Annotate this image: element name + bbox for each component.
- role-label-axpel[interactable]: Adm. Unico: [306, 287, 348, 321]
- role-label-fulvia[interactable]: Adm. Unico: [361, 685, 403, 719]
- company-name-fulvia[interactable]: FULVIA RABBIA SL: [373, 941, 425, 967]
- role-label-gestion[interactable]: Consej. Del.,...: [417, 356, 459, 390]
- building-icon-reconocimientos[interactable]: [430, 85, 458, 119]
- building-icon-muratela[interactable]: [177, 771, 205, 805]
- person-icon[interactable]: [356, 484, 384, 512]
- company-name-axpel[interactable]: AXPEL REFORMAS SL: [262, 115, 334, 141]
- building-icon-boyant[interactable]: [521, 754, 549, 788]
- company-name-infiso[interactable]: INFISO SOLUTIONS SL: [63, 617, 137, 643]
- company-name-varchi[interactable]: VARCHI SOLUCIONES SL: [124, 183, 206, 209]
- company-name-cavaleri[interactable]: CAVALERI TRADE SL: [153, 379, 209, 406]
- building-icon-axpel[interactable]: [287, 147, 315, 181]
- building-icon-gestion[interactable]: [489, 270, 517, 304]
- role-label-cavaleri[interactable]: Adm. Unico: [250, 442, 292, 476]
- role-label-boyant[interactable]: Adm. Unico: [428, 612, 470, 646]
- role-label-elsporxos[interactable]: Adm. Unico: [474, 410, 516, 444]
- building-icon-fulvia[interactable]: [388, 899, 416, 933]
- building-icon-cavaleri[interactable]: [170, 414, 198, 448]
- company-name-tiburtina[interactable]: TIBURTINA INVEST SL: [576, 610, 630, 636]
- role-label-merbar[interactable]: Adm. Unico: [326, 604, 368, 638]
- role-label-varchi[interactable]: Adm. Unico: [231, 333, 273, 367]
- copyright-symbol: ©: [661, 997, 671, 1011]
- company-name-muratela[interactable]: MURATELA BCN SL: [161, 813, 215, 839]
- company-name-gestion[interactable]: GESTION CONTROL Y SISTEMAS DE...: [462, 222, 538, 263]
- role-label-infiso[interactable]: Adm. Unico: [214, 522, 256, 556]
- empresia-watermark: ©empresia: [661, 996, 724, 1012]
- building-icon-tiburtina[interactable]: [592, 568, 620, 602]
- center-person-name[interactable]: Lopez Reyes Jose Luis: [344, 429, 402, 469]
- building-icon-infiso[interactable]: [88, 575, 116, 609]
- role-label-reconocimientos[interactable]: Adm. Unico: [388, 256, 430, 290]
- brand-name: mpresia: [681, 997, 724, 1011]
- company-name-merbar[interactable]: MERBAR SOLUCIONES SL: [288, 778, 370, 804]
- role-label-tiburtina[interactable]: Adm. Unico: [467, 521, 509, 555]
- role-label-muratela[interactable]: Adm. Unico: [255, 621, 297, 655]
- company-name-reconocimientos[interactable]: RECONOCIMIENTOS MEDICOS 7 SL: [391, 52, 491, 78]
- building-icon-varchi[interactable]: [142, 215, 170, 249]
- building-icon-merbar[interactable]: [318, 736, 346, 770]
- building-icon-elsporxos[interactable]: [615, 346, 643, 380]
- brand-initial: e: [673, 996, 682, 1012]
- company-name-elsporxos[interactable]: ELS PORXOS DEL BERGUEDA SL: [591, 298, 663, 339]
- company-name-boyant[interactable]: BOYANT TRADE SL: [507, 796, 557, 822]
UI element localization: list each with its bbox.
◇ ◇ ◇
## [DIRECTIONS FOR THIS TASK]
Output the lines from the beginning of the records through the line containing "- building-icon-boyant[interactable]: [521, 754, 549, 788]", inclusive of both ends, reproducing each one exactly.

## [FULL ANSWER]
Annotate this image: element name + bbox for each component.
- role-label-axpel[interactable]: Adm. Unico: [306, 287, 348, 321]
- role-label-fulvia[interactable]: Adm. Unico: [361, 685, 403, 719]
- company-name-fulvia[interactable]: FULVIA RABBIA SL: [373, 941, 425, 967]
- role-label-gestion[interactable]: Consej. Del.,...: [417, 356, 459, 390]
- building-icon-reconocimientos[interactable]: [430, 85, 458, 119]
- building-icon-muratela[interactable]: [177, 771, 205, 805]
- person-icon[interactable]: [356, 484, 384, 512]
- company-name-axpel[interactable]: AXPEL REFORMAS SL: [262, 115, 334, 141]
- building-icon-boyant[interactable]: [521, 754, 549, 788]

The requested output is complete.